Requirement: Return the records in full, exactly as given.

— START OF Supplied records —

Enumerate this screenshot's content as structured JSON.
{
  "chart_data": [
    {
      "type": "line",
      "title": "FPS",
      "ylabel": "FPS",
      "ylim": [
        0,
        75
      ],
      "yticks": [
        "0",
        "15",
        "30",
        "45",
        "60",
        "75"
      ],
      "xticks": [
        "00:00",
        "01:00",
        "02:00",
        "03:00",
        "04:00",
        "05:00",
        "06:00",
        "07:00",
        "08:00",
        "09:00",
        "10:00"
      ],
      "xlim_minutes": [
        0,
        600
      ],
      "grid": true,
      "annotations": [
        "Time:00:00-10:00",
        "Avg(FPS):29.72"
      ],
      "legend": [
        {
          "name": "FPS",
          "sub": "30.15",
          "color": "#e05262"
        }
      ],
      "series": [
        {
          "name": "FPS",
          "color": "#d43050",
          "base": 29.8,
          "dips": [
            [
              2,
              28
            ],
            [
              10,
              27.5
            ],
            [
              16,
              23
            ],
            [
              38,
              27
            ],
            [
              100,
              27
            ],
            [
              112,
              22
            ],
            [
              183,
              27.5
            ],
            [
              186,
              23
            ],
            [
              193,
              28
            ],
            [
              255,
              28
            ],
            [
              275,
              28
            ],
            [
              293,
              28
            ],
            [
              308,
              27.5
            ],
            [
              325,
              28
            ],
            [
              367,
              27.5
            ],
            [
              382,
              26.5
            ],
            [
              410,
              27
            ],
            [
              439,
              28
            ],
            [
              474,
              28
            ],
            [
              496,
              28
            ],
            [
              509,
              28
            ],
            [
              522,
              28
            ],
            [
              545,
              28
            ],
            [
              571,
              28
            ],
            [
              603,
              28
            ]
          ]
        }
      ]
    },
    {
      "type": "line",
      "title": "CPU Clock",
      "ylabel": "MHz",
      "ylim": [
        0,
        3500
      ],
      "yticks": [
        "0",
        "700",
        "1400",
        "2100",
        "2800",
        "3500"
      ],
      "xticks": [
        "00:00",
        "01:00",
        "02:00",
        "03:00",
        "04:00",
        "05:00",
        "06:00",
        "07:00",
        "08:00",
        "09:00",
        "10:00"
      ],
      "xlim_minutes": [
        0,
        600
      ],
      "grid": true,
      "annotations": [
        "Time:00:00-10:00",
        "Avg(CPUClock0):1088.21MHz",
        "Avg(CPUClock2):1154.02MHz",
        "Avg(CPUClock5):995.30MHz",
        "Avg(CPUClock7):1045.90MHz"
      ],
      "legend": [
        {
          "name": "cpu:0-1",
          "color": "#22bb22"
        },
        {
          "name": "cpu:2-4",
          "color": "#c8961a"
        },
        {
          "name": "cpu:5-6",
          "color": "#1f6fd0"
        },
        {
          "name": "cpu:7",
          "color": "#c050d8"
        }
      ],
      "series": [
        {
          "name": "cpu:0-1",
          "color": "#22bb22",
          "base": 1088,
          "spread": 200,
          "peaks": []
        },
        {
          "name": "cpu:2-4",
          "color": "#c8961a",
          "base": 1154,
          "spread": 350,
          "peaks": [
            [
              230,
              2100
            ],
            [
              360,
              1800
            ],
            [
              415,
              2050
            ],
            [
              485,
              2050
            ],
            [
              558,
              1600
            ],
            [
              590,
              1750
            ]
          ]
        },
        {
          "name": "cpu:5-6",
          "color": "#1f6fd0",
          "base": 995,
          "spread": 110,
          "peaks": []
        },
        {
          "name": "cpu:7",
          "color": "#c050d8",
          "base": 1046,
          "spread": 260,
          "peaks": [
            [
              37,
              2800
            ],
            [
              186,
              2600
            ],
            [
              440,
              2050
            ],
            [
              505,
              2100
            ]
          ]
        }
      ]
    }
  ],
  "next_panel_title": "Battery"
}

— END OF Supplied records —

Solution:
Enumerate this screenshot's content as structured JSON.
{
  "chart_data": [
    {
      "type": "line",
      "title": "FPS",
      "ylabel": "FPS",
      "ylim": [
        0,
        75
      ],
      "yticks": [
        "0",
        "15",
        "30",
        "45",
        "60",
        "75"
      ],
      "xticks": [
        "00:00",
        "01:00",
        "02:00",
        "03:00",
        "04:00",
        "05:00",
        "06:00",
        "07:00",
        "08:00",
        "09:00",
        "10:00"
      ],
      "xlim_minutes": [
        0,
        600
      ],
      "grid": true,
      "annotations": [
        "Time:00:00-10:00",
        "Avg(FPS):29.72"
      ],
      "legend": [
        {
          "name": "FPS",
          "sub": "30.15",
          "color": "#e05262"
        }
      ],
      "series": [
        {
          "name": "FPS",
          "color": "#d43050",
          "base": 29.8,
          "dips": [
            [
              2,
              28
            ],
            [
              10,
              27.5
            ],
            [
              16,
              23
            ],
            [
              38,
              27
            ],
            [
              100,
              27
            ],
            [
              112,
              22
            ],
            [
              183,
              27.5
            ],
            [
              186,
              23
            ],
            [
              193,
              28
            ],
            [
              255,
              28
            ],
            [
              275,
              28
            ],
            [
              293,
              28
            ],
            [
              308,
              27.5
            ],
            [
              325,
              28
            ],
            [
              367,
              27.5
            ],
            [
              382,
              26.5
            ],
            [
              410,
              27
            ],
            [
              439,
              28
            ],
            [
              474,
              28
            ],
            [
              496,
              28
            ],
            [
              509,
              28
            ],
            [
              522,
              28
            ],
            [
              545,
              28
            ],
            [
              571,
              28
            ],
            [
              603,
              28
            ]
          ]
        }
      ]
    },
    {
      "type": "line",
      "title": "CPU Clock",
      "ylabel": "MHz",
      "ylim": [
        0,
        3500
      ],
      "yticks": [
        "0",
        "700",
        "1400",
        "2100",
        "2800",
        "3500"
      ],
      "xticks": [
        "00:00",
        "01:00",
        "02:00",
        "03:00",
        "04:00",
        "05:00",
        "06:00",
        "07:00",
        "08:00",
        "09:00",
        "10:00"
      ],
      "xlim_minutes": [
        0,
        600
      ],
      "grid": true,
      "annotations": [
        "Time:00:00-10:00",
        "Avg(CPUClock0):1088.21MHz",
        "Avg(CPUClock2):1154.02MHz",
        "Avg(CPUClock5):995.30MHz",
        "Avg(CPUClock7):1045.90MHz"
      ],
      "legend": [
        {
          "name": "cpu:0-1",
          "color": "#22bb22"
        },
        {
          "name": "cpu:2-4",
          "color": "#c8961a"
        },
        {
          "name": "cpu:5-6",
          "color": "#1f6fd0"
        },
        {
          "name": "cpu:7",
          "color": "#c050d8"
        }
      ],
      "series": [
        {
          "name": "cpu:0-1",
          "color": "#22bb22",
          "base": 1088,
          "spread": 200,
          "peaks": []
        },
        {
          "name": "cpu:2-4",
          "color": "#c8961a",
          "base": 1154,
          "spread": 350,
          "peaks": [
            [
              230,
              2100
            ],
            [
              360,
              1800
            ],
            [
              415,
              2050
            ],
            [
              485,
              2050
            ],
            [
              558,
              1600
            ],
            [
              590,
              1750
            ]
          ]
        },
        {
          "name": "cpu:5-6",
          "color": "#1f6fd0",
          "base": 995,
          "spread": 110,
          "peaks": []
        },
        {
          "name": "cpu:7",
          "color": "#c050d8",
          "base": 1046,
          "spread": 260,
          "peaks": [
            [
              37,
              2800
            ],
            [
              186,
              2600
            ],
            [
              440,
              2050
            ],
            [
              505,
              2100
            ]
          ]
        }
      ]
    }
  ],
  "next_panel_title": "Battery"
}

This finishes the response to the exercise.